# [WORK REQUIRED]
Print every line of the records below word for word, with no changes.
[start]
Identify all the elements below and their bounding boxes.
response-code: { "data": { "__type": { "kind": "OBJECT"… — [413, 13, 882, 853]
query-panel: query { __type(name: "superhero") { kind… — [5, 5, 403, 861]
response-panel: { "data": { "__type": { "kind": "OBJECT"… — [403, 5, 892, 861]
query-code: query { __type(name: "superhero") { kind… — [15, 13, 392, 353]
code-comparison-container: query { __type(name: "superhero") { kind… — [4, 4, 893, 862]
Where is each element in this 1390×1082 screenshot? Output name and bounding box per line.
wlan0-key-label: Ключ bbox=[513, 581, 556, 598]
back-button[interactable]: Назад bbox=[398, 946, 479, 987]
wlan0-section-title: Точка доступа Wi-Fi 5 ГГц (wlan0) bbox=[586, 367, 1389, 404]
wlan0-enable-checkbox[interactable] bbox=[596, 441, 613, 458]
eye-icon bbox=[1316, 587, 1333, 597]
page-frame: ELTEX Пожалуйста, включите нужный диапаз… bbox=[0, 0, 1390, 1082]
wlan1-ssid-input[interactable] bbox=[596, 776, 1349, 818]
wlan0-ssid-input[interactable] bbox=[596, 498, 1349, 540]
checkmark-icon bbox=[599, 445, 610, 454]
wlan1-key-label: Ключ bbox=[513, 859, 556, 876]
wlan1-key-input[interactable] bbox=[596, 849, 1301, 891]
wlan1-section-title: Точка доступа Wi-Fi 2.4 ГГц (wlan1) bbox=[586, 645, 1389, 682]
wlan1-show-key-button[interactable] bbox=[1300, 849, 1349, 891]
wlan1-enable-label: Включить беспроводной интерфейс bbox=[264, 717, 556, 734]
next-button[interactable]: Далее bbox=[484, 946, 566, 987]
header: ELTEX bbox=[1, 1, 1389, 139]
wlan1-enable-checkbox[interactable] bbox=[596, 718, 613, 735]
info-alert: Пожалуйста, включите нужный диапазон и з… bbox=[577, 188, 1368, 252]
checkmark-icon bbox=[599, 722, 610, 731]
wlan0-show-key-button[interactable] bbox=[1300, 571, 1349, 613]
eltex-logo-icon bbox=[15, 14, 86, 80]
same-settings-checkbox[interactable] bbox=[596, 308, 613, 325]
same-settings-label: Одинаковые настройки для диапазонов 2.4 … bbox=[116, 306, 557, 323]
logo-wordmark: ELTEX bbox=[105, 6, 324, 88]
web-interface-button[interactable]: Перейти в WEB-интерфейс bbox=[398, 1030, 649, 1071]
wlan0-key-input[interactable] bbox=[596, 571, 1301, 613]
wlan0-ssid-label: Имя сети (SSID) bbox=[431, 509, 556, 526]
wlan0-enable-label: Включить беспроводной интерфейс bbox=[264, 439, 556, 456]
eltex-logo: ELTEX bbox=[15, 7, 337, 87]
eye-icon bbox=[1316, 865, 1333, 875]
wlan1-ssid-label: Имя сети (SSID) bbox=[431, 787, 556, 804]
[end]
# [WRITTEN REPLY]
Identify all the elements below and their bounding boxes.
response-code: { "data": { "__type": { "kind": "OBJECT"… — [413, 13, 882, 853]
query-panel: query { __type(name: "superhero") { kind… — [5, 5, 403, 861]
response-panel: { "data": { "__type": { "kind": "OBJECT"… — [403, 5, 892, 861]
query-code: query { __type(name: "superhero") { kind… — [15, 13, 392, 353]
code-comparison-container: query { __type(name: "superhero") { kind… — [4, 4, 893, 862]
Where is each element in this 1390×1082 screenshot? Output name and bounding box per line.
wlan0-key-label: Ключ bbox=[513, 581, 556, 598]
back-button[interactable]: Назад bbox=[398, 946, 479, 987]
wlan0-section-title: Точка доступа Wi-Fi 5 ГГц (wlan0) bbox=[586, 367, 1389, 404]
wlan0-enable-checkbox[interactable] bbox=[596, 441, 613, 458]
eye-icon bbox=[1316, 587, 1333, 597]
page-frame: ELTEX Пожалуйста, включите нужный диапаз… bbox=[0, 0, 1390, 1082]
wlan1-ssid-input[interactable] bbox=[596, 776, 1349, 818]
wlan0-ssid-input[interactable] bbox=[596, 498, 1349, 540]
checkmark-icon bbox=[599, 445, 610, 454]
wlan1-key-label: Ключ bbox=[513, 859, 556, 876]
wlan1-key-input[interactable] bbox=[596, 849, 1301, 891]
wlan1-section-title: Точка доступа Wi-Fi 2.4 ГГц (wlan1) bbox=[586, 645, 1389, 682]
wlan1-show-key-button[interactable] bbox=[1300, 849, 1349, 891]
wlan1-enable-label: Включить беспроводной интерфейс bbox=[264, 717, 556, 734]
next-button[interactable]: Далее bbox=[484, 946, 566, 987]
header: ELTEX bbox=[1, 1, 1389, 139]
wlan1-enable-checkbox[interactable] bbox=[596, 718, 613, 735]
info-alert: Пожалуйста, включите нужный диапазон и з… bbox=[577, 188, 1368, 252]
checkmark-icon bbox=[599, 722, 610, 731]
wlan0-show-key-button[interactable] bbox=[1300, 571, 1349, 613]
eltex-logo-icon bbox=[15, 14, 86, 80]
same-settings-checkbox[interactable] bbox=[596, 308, 613, 325]
same-settings-label: Одинаковые настройки для диапазонов 2.4 … bbox=[116, 306, 557, 323]
logo-wordmark: ELTEX bbox=[105, 6, 324, 88]
web-interface-button[interactable]: Перейти в WEB-интерфейс bbox=[398, 1030, 649, 1071]
wlan0-key-input[interactable] bbox=[596, 571, 1301, 613]
wlan0-ssid-label: Имя сети (SSID) bbox=[431, 509, 556, 526]
wlan0-enable-label: Включить беспроводной интерфейс bbox=[264, 439, 556, 456]
eltex-logo: ELTEX bbox=[15, 7, 337, 87]
eye-icon bbox=[1316, 865, 1333, 875]
wlan1-ssid-label: Имя сети (SSID) bbox=[431, 787, 556, 804]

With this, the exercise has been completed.